**What to produce**: Report the count of lines that carry the string "dinner", and add nothing.

**The input**:
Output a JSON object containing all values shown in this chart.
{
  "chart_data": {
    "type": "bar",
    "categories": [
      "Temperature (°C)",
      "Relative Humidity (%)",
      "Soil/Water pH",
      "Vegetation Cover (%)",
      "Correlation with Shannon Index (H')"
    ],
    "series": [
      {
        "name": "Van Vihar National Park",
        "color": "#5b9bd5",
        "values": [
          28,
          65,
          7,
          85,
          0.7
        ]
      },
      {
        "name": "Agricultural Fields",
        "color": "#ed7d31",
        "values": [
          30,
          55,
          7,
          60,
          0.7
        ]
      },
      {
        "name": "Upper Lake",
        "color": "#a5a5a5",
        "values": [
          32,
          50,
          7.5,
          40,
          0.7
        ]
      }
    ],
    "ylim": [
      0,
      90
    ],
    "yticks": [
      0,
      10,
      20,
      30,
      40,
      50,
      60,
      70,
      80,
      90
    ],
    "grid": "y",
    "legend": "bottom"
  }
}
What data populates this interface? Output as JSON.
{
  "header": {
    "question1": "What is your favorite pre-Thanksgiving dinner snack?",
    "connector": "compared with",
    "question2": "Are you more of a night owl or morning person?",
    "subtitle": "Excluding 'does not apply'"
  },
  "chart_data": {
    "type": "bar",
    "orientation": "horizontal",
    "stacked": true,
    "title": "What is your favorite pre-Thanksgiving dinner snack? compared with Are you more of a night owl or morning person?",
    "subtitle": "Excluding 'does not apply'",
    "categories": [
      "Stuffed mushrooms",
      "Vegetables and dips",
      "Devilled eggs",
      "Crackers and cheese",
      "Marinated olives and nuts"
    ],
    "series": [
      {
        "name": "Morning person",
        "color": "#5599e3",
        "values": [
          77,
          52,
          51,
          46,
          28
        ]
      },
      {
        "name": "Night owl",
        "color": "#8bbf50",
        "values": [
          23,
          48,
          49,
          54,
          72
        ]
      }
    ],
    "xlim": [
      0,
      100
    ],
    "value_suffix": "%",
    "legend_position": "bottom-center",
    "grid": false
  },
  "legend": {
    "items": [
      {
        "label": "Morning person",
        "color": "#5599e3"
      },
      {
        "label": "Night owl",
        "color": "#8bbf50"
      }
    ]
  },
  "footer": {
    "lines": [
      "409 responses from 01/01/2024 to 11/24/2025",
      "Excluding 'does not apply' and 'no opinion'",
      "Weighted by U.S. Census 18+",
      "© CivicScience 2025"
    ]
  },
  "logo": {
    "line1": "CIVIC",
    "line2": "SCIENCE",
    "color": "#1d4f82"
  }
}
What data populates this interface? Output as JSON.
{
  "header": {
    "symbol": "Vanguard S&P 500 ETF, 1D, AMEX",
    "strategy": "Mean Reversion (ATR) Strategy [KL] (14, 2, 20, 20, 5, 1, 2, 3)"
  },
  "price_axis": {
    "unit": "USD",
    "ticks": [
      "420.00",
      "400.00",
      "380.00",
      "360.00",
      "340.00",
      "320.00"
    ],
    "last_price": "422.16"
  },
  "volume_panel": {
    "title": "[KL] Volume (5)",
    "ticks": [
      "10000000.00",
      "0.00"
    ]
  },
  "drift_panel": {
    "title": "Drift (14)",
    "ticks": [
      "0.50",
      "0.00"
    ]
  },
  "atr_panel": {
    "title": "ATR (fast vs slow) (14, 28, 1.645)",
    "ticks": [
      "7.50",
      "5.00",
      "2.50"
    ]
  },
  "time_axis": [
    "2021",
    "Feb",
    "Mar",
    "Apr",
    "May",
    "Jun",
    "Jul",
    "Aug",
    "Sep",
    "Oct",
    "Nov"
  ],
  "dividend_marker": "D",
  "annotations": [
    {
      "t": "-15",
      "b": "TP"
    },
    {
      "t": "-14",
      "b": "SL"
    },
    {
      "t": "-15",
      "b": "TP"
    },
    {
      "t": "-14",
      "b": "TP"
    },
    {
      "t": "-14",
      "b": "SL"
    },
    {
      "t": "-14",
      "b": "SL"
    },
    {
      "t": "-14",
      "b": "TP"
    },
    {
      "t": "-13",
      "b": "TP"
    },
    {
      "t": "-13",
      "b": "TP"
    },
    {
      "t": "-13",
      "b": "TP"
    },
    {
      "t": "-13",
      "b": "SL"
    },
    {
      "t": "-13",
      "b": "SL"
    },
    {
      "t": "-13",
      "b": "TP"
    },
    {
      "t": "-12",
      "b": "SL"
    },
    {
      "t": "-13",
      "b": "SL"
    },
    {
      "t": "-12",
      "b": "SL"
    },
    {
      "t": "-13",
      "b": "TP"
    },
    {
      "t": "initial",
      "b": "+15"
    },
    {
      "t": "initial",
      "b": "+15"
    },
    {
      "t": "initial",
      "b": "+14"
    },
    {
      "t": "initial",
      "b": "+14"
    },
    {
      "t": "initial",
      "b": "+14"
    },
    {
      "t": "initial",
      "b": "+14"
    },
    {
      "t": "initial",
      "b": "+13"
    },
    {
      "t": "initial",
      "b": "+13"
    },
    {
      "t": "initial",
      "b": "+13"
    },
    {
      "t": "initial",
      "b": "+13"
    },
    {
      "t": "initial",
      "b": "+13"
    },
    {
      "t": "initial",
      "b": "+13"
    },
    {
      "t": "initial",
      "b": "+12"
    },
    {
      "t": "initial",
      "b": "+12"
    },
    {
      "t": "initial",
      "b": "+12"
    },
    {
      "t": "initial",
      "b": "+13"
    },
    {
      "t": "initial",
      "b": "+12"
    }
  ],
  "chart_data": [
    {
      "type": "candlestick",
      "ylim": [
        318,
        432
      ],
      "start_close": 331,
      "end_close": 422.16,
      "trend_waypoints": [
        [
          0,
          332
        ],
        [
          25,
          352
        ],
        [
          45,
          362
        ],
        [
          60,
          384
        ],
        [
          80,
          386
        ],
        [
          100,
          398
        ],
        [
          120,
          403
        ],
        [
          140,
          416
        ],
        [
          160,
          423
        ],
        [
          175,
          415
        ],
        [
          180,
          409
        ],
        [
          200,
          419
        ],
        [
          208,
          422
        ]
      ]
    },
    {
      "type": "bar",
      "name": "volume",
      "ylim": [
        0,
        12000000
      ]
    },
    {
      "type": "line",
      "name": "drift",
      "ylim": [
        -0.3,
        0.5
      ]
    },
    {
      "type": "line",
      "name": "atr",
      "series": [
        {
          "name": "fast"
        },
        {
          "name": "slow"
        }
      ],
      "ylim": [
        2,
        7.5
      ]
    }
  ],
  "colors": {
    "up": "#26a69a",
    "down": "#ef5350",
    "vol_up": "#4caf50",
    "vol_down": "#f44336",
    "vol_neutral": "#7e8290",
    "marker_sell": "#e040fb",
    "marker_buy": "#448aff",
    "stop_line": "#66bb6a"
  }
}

**Task result**: 2